## YOUR OBJECTIVE
Read the lines that follow and pick out every one containing the word "diameter".

══ EXERCISE INPUTS ══

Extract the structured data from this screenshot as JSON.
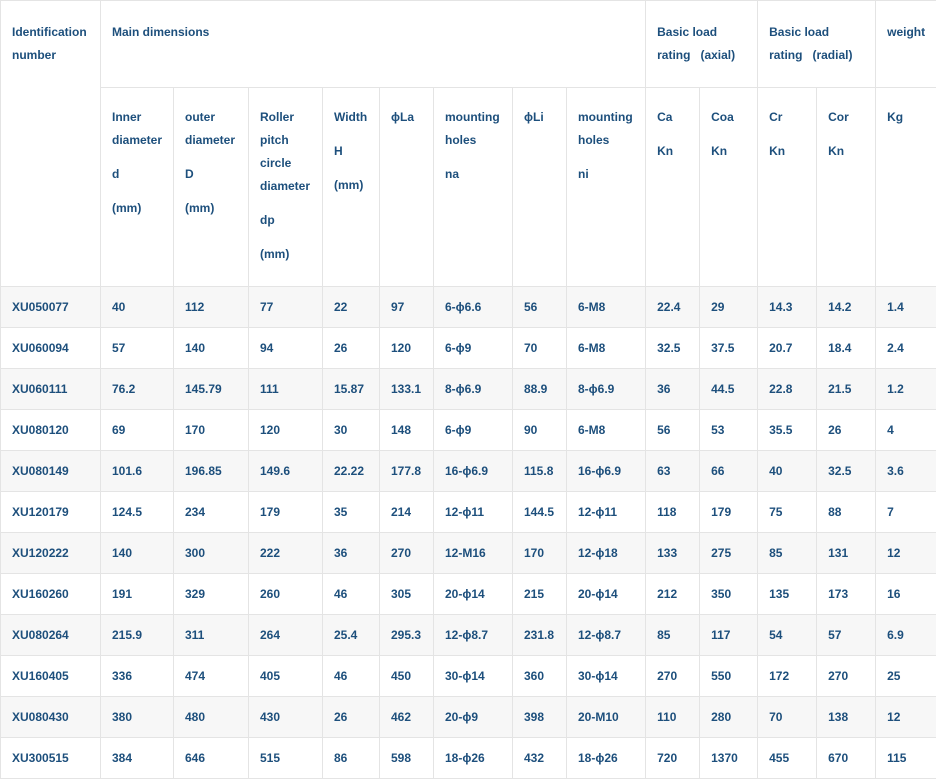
{
  "header": {
    "groups": [
      {
        "lines": [
          "Identification",
          "number"
        ]
      },
      {
        "lines": [
          "Main dimensions"
        ]
      },
      {
        "lines": [
          "Basic load",
          "rating   (axial)"
        ]
      },
      {
        "lines": [
          "Basic load",
          "rating   (radial)"
        ]
      },
      {
        "lines": [
          "weight"
        ]
      }
    ],
    "columns": [
      {
        "paras": [
          "Inner diameter",
          "d",
          "(mm)"
        ]
      },
      {
        "paras": [
          "outer diameter",
          "D",
          "(mm)"
        ]
      },
      {
        "paras": [
          "Roller pitch circle diameter",
          "dp",
          "(mm)"
        ]
      },
      {
        "paras": [
          "Width",
          "H",
          "(mm)"
        ]
      },
      {
        "paras": [
          "ϕLa"
        ]
      },
      {
        "paras": [
          "mounting holes",
          "na"
        ]
      },
      {
        "paras": [
          "ϕLi"
        ]
      },
      {
        "paras": [
          "mounting holes",
          "ni"
        ]
      },
      {
        "paras": [
          "Ca",
          "Kn"
        ]
      },
      {
        "paras": [
          "Coa",
          "Kn"
        ]
      },
      {
        "paras": [
          "Cr",
          "Kn"
        ]
      },
      {
        "paras": [
          "Cor",
          "Kn"
        ]
      },
      {
        "paras": [
          "Kg"
        ]
      }
    ]
  },
  "table": {
    "rows": [
      [
        "XU050077",
        "40",
        "112",
        "77",
        "22",
        "97",
        "6-ϕ6.6",
        "56",
        "6-M8",
        "22.4",
        "29",
        "14.3",
        "14.2",
        "1.4"
      ],
      [
        "XU060094",
        "57",
        "140",
        "94",
        "26",
        "120",
        "6-ϕ9",
        "70",
        "6-M8",
        "32.5",
        "37.5",
        "20.7",
        "18.4",
        "2.4"
      ],
      [
        "XU060111",
        "76.2",
        "145.79",
        "111",
        "15.87",
        "133.1",
        "8-ϕ6.9",
        "88.9",
        "8-ϕ6.9",
        "36",
        "44.5",
        "22.8",
        "21.5",
        "1.2"
      ],
      [
        "XU080120",
        "69",
        "170",
        "120",
        "30",
        "148",
        "6-ϕ9",
        "90",
        "6-M8",
        "56",
        "53",
        "35.5",
        "26",
        "4"
      ],
      [
        "XU080149",
        "101.6",
        "196.85",
        "149.6",
        "22.22",
        "177.8",
        "16-ϕ6.9",
        "115.8",
        "16-ϕ6.9",
        "63",
        "66",
        "40",
        "32.5",
        "3.6"
      ],
      [
        "XU120179",
        "124.5",
        "234",
        "179",
        "35",
        "214",
        "12-ϕ11",
        "144.5",
        "12-ϕ11",
        "118",
        "179",
        "75",
        "88",
        "7"
      ],
      [
        "XU120222",
        "140",
        "300",
        "222",
        "36",
        "270",
        "12-M16",
        "170",
        "12-ϕ18",
        "133",
        "275",
        "85",
        "131",
        "12"
      ],
      [
        "XU160260",
        "191",
        "329",
        "260",
        "46",
        "305",
        "20-ϕ14",
        "215",
        "20-ϕ14",
        "212",
        "350",
        "135",
        "173",
        "16"
      ],
      [
        "XU080264",
        "215.9",
        "311",
        "264",
        "25.4",
        "295.3",
        "12-ϕ8.7",
        "231.8",
        "12-ϕ8.7",
        "85",
        "117",
        "54",
        "57",
        "6.9"
      ],
      [
        "XU160405",
        "336",
        "474",
        "405",
        "46",
        "450",
        "30-ϕ14",
        "360",
        "30-ϕ14",
        "270",
        "550",
        "172",
        "270",
        "25"
      ],
      [
        "XU080430",
        "380",
        "480",
        "430",
        "26",
        "462",
        "20-ϕ9",
        "398",
        "20-M10",
        "110",
        "280",
        "70",
        "138",
        "12"
      ],
      [
        "XU300515",
        "384",
        "646",
        "515",
        "86",
        "598",
        "18-ϕ26",
        "432",
        "18-ϕ26",
        "720",
        "1370",
        "455",
        "670",
        "115"
      ]
    ]
  }
}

═══

## PROBLEM SOLUTION
          "Inner diameter",
          "outer diameter",
          "Roller pitch circle diameter",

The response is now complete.